[start DATA LISTING]

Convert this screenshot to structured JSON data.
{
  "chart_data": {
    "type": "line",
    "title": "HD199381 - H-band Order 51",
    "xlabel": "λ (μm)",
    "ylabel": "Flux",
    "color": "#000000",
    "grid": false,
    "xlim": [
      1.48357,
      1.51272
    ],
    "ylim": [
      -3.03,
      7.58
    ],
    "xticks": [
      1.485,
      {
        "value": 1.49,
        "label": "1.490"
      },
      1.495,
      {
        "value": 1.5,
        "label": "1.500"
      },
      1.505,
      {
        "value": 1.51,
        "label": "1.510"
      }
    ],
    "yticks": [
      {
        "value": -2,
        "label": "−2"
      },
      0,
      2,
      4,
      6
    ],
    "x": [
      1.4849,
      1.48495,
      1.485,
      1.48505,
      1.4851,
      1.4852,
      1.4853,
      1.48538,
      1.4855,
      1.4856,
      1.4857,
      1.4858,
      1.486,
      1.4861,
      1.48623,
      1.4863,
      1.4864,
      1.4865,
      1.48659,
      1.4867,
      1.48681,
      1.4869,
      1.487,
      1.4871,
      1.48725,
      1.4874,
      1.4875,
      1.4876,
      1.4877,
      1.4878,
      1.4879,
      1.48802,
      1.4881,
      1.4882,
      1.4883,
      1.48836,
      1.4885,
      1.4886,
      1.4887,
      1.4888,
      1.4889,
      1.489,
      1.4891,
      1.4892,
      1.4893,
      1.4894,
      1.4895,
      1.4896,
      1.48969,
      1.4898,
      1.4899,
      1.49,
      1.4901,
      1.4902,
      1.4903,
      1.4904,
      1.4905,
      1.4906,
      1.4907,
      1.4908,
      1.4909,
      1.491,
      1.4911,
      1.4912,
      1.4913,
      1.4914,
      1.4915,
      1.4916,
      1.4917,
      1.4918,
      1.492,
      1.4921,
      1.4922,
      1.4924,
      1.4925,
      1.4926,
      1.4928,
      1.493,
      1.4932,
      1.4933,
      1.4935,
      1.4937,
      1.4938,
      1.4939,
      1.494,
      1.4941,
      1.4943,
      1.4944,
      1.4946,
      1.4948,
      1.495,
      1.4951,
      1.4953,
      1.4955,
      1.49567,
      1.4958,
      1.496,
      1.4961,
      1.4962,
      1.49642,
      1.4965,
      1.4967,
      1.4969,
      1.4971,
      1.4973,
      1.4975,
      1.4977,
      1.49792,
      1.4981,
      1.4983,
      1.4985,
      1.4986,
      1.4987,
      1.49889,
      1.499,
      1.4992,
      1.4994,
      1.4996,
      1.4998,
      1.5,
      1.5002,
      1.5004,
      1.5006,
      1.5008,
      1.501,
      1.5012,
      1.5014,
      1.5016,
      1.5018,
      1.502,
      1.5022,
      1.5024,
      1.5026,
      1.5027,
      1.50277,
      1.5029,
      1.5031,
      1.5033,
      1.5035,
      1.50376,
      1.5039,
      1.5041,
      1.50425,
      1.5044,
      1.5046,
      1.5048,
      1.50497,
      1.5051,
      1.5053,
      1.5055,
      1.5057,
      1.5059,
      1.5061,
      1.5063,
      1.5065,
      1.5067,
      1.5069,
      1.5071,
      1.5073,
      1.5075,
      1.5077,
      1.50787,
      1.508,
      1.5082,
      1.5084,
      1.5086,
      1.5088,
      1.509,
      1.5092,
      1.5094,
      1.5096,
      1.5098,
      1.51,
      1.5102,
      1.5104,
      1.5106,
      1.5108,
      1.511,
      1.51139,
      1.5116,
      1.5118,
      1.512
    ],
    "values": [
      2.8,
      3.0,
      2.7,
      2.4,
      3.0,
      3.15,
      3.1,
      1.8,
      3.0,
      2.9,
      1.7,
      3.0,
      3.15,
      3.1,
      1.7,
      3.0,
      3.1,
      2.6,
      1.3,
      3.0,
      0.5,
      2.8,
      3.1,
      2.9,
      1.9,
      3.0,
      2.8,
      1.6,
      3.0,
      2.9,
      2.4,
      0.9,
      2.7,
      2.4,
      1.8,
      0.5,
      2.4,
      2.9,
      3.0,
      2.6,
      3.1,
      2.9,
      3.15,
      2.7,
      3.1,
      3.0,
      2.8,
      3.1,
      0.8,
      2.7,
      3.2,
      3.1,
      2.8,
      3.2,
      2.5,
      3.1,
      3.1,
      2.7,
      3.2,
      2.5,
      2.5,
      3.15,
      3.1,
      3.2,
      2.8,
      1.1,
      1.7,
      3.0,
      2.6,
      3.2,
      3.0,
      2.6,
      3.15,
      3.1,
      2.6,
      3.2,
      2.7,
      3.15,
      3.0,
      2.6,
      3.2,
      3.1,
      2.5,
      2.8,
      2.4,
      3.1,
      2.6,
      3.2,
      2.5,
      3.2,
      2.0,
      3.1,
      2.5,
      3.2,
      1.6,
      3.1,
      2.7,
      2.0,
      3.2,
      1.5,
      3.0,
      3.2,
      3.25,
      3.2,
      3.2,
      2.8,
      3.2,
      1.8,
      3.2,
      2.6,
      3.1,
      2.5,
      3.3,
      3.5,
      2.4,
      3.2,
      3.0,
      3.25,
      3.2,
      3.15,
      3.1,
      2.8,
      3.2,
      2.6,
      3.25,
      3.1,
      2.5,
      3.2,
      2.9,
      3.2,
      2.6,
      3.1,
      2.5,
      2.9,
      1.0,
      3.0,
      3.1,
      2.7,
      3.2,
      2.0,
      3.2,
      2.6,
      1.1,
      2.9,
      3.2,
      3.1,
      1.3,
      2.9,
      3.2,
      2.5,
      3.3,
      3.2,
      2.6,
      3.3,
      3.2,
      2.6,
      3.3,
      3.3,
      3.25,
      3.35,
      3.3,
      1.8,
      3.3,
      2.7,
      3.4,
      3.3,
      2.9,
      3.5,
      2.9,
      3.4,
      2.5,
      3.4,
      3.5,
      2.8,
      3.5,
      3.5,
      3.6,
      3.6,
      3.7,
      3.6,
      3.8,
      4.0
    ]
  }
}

[end DATA LISTING]

JOB:
Generate an exact reproduction of all entries.

EXERCISE RESPONSE:
Convert this screenshot to structured JSON data.
{
  "chart_data": {
    "type": "line",
    "title": "HD199381 - H-band Order 51",
    "xlabel": "λ (μm)",
    "ylabel": "Flux",
    "color": "#000000",
    "grid": false,
    "xlim": [
      1.48357,
      1.51272
    ],
    "ylim": [
      -3.03,
      7.58
    ],
    "xticks": [
      1.485,
      {
        "value": 1.49,
        "label": "1.490"
      },
      1.495,
      {
        "value": 1.5,
        "label": "1.500"
      },
      1.505,
      {
        "value": 1.51,
        "label": "1.510"
      }
    ],
    "yticks": [
      {
        "value": -2,
        "label": "−2"
      },
      0,
      2,
      4,
      6
    ],
    "x": [
      1.4849,
      1.48495,
      1.485,
      1.48505,
      1.4851,
      1.4852,
      1.4853,
      1.48538,
      1.4855,
      1.4856,
      1.4857,
      1.4858,
      1.486,
      1.4861,
      1.48623,
      1.4863,
      1.4864,
      1.4865,
      1.48659,
      1.4867,
      1.48681,
      1.4869,
      1.487,
      1.4871,
      1.48725,
      1.4874,
      1.4875,
      1.4876,
      1.4877,
      1.4878,
      1.4879,
      1.48802,
      1.4881,
      1.4882,
      1.4883,
      1.48836,
      1.4885,
      1.4886,
      1.4887,
      1.4888,
      1.4889,
      1.489,
      1.4891,
      1.4892,
      1.4893,
      1.4894,
      1.4895,
      1.4896,
      1.48969,
      1.4898,
      1.4899,
      1.49,
      1.4901,
      1.4902,
      1.4903,
      1.4904,
      1.4905,
      1.4906,
      1.4907,
      1.4908,
      1.4909,
      1.491,
      1.4911,
      1.4912,
      1.4913,
      1.4914,
      1.4915,
      1.4916,
      1.4917,
      1.4918,
      1.492,
      1.4921,
      1.4922,
      1.4924,
      1.4925,
      1.4926,
      1.4928,
      1.493,
      1.4932,
      1.4933,
      1.4935,
      1.4937,
      1.4938,
      1.4939,
      1.494,
      1.4941,
      1.4943,
      1.4944,
      1.4946,
      1.4948,
      1.495,
      1.4951,
      1.4953,
      1.4955,
      1.49567,
      1.4958,
      1.496,
      1.4961,
      1.4962,
      1.49642,
      1.4965,
      1.4967,
      1.4969,
      1.4971,
      1.4973,
      1.4975,
      1.4977,
      1.49792,
      1.4981,
      1.4983,
      1.4985,
      1.4986,
      1.4987,
      1.49889,
      1.499,
      1.4992,
      1.4994,
      1.4996,
      1.4998,
      1.5,
      1.5002,
      1.5004,
      1.5006,
      1.5008,
      1.501,
      1.5012,
      1.5014,
      1.5016,
      1.5018,
      1.502,
      1.5022,
      1.5024,
      1.5026,
      1.5027,
      1.50277,
      1.5029,
      1.5031,
      1.5033,
      1.5035,
      1.50376,
      1.5039,
      1.5041,
      1.50425,
      1.5044,
      1.5046,
      1.5048,
      1.50497,
      1.5051,
      1.5053,
      1.5055,
      1.5057,
      1.5059,
      1.5061,
      1.5063,
      1.5065,
      1.5067,
      1.5069,
      1.5071,
      1.5073,
      1.5075,
      1.5077,
      1.50787,
      1.508,
      1.5082,
      1.5084,
      1.5086,
      1.5088,
      1.509,
      1.5092,
      1.5094,
      1.5096,
      1.5098,
      1.51,
      1.5102,
      1.5104,
      1.5106,
      1.5108,
      1.511,
      1.51139,
      1.5116,
      1.5118,
      1.512
    ],
    "values": [
      2.8,
      3.0,
      2.7,
      2.4,
      3.0,
      3.15,
      3.1,
      1.8,
      3.0,
      2.9,
      1.7,
      3.0,
      3.15,
      3.1,
      1.7,
      3.0,
      3.1,
      2.6,
      1.3,
      3.0,
      0.5,
      2.8,
      3.1,
      2.9,
      1.9,
      3.0,
      2.8,
      1.6,
      3.0,
      2.9,
      2.4,
      0.9,
      2.7,
      2.4,
      1.8,
      0.5,
      2.4,
      2.9,
      3.0,
      2.6,
      3.1,
      2.9,
      3.15,
      2.7,
      3.1,
      3.0,
      2.8,
      3.1,
      0.8,
      2.7,
      3.2,
      3.1,
      2.8,
      3.2,
      2.5,
      3.1,
      3.1,
      2.7,
      3.2,
      2.5,
      2.5,
      3.15,
      3.1,
      3.2,
      2.8,
      1.1,
      1.7,
      3.0,
      2.6,
      3.2,
      3.0,
      2.6,
      3.15,
      3.1,
      2.6,
      3.2,
      2.7,
      3.15,
      3.0,
      2.6,
      3.2,
      3.1,
      2.5,
      2.8,
      2.4,
      3.1,
      2.6,
      3.2,
      2.5,
      3.2,
      2.0,
      3.1,
      2.5,
      3.2,
      1.6,
      3.1,
      2.7,
      2.0,
      3.2,
      1.5,
      3.0,
      3.2,
      3.25,
      3.2,
      3.2,
      2.8,
      3.2,
      1.8,
      3.2,
      2.6,
      3.1,
      2.5,
      3.3,
      3.5,
      2.4,
      3.2,
      3.0,
      3.25,
      3.2,
      3.15,
      3.1,
      2.8,
      3.2,
      2.6,
      3.25,
      3.1,
      2.5,
      3.2,
      2.9,
      3.2,
      2.6,
      3.1,
      2.5,
      2.9,
      1.0,
      3.0,
      3.1,
      2.7,
      3.2,
      2.0,
      3.2,
      2.6,
      1.1,
      2.9,
      3.2,
      3.1,
      1.3,
      2.9,
      3.2,
      2.5,
      3.3,
      3.2,
      2.6,
      3.3,
      3.2,
      2.6,
      3.3,
      3.3,
      3.25,
      3.35,
      3.3,
      1.8,
      3.3,
      2.7,
      3.4,
      3.3,
      2.9,
      3.5,
      2.9,
      3.4,
      2.5,
      3.4,
      3.5,
      2.8,
      3.5,
      3.5,
      3.6,
      3.6,
      3.7,
      3.6,
      3.8,
      4.0
    ]
  }
}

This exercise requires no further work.